* Available records
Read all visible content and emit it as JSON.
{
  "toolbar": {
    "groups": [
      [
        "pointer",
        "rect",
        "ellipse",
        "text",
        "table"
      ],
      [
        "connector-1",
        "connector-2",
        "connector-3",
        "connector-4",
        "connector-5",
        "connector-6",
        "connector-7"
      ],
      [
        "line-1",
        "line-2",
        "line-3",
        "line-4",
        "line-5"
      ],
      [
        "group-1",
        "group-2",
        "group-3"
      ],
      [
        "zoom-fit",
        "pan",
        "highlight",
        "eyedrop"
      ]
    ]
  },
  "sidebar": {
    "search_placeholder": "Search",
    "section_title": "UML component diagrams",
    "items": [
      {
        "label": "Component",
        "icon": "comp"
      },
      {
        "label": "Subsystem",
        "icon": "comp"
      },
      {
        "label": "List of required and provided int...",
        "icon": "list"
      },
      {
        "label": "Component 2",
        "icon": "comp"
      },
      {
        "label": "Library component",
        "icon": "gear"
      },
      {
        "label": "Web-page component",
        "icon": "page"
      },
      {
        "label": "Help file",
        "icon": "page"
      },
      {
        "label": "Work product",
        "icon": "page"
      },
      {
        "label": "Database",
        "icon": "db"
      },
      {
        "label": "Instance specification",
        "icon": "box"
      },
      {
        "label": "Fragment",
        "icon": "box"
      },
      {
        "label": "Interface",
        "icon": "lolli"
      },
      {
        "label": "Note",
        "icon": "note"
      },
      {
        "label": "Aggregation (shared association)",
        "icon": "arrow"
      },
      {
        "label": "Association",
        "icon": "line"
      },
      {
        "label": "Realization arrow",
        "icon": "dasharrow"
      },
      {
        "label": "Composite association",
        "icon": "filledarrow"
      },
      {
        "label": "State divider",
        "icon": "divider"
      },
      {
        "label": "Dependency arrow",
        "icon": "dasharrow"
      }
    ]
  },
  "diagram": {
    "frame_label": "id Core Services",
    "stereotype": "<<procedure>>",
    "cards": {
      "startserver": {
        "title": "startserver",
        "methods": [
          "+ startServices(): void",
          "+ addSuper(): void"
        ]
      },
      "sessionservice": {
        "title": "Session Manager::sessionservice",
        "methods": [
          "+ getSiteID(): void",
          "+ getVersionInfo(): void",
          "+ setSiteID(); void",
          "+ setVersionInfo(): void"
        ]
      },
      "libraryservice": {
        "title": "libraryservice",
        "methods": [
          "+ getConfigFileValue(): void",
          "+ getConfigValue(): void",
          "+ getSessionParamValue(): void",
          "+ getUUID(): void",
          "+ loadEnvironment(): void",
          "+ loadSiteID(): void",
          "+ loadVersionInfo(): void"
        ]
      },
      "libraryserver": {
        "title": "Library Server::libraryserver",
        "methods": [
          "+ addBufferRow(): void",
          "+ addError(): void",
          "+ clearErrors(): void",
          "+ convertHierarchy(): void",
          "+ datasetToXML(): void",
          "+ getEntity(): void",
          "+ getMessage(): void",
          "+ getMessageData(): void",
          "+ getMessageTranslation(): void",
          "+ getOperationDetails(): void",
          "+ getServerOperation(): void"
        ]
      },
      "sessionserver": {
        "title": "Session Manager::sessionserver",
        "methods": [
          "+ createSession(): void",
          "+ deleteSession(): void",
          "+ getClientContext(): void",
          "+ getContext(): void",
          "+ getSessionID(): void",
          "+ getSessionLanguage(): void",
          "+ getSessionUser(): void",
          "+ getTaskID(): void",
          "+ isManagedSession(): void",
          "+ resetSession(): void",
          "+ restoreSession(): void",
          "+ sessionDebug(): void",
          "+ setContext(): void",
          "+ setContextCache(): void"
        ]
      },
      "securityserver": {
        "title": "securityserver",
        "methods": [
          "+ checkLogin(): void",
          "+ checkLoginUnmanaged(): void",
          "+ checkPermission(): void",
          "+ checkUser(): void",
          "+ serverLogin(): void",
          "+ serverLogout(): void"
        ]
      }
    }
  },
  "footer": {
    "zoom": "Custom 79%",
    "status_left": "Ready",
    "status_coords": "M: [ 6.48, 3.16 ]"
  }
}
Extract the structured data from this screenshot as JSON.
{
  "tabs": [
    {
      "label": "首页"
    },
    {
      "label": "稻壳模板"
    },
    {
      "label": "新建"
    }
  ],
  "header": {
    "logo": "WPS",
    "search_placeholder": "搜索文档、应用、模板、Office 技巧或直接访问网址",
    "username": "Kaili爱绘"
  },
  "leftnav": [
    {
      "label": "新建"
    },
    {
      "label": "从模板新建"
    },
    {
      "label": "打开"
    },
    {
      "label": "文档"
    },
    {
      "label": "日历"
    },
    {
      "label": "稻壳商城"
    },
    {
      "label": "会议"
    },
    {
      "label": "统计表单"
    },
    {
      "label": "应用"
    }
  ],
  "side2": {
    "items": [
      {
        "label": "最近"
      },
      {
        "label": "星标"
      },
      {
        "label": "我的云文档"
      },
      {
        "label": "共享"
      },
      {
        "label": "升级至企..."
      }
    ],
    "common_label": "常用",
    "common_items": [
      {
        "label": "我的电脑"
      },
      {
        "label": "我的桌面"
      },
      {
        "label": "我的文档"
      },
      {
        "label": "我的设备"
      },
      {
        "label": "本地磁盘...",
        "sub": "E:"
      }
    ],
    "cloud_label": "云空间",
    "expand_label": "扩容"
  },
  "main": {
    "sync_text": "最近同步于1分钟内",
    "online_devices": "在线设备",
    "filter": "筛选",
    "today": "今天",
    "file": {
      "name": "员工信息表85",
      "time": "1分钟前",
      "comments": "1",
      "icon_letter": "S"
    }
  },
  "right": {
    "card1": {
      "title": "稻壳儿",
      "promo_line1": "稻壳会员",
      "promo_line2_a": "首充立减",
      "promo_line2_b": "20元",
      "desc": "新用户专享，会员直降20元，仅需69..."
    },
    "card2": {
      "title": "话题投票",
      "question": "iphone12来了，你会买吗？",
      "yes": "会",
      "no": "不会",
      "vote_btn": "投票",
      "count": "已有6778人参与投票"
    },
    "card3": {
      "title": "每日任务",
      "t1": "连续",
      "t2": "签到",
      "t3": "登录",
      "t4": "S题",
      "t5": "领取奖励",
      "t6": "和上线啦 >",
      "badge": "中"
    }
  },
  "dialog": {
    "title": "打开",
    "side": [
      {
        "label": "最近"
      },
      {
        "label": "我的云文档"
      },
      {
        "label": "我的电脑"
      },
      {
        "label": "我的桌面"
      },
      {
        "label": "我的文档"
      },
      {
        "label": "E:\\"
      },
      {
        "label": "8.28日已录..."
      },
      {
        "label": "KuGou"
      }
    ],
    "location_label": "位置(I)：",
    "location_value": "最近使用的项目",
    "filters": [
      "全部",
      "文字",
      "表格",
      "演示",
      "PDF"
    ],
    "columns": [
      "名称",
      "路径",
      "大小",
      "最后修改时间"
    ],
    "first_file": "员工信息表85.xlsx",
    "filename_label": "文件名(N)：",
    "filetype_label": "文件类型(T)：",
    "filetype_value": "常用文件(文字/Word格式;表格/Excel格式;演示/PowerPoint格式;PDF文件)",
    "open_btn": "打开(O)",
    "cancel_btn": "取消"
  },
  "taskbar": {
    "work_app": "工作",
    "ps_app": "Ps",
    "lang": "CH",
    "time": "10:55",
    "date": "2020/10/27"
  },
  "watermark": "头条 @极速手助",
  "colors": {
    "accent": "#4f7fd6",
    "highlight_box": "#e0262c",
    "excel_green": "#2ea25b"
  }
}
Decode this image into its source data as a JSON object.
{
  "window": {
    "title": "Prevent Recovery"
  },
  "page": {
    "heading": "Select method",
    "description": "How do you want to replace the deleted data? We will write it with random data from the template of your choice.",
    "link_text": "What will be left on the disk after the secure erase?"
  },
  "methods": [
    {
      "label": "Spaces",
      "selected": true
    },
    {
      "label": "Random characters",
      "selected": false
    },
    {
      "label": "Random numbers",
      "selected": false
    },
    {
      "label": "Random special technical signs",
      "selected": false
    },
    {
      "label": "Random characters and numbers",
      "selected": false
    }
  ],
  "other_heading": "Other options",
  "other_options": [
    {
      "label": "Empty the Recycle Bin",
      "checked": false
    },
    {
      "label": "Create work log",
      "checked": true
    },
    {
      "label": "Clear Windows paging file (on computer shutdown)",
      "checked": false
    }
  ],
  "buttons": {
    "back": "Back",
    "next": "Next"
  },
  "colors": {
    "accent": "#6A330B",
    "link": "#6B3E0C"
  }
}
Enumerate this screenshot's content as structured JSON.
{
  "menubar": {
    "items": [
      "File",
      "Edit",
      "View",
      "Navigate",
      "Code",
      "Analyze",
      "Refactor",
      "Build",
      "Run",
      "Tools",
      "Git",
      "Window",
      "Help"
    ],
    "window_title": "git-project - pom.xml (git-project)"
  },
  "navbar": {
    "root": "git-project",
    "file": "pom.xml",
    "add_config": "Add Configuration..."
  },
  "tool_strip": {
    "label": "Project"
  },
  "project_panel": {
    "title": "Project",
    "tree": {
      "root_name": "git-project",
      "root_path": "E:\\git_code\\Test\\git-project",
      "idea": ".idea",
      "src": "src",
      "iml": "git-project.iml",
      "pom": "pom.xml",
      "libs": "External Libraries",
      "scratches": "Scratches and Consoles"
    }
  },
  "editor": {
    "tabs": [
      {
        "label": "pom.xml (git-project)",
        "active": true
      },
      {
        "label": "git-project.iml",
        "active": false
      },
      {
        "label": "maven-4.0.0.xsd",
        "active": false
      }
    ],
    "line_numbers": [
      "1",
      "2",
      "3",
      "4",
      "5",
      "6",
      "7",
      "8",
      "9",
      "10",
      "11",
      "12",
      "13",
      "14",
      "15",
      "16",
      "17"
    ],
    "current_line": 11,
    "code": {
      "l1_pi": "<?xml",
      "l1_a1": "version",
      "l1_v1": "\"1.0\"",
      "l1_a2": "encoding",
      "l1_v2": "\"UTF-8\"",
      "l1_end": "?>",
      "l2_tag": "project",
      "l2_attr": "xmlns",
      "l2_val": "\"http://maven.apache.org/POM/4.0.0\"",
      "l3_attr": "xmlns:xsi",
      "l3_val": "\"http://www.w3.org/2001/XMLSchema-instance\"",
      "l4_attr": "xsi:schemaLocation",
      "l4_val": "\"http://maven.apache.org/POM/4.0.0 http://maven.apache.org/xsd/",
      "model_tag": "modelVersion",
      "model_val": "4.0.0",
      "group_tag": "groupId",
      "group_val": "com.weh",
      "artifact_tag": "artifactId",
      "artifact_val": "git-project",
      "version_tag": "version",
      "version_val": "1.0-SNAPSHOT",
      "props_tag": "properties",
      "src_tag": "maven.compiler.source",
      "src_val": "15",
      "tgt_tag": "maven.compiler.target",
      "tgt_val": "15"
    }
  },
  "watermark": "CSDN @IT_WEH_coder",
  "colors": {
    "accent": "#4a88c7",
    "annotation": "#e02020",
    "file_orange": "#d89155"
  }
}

* Problem to solve
Say only how many lines in the records carry the word "compiler".

* Problem solution
2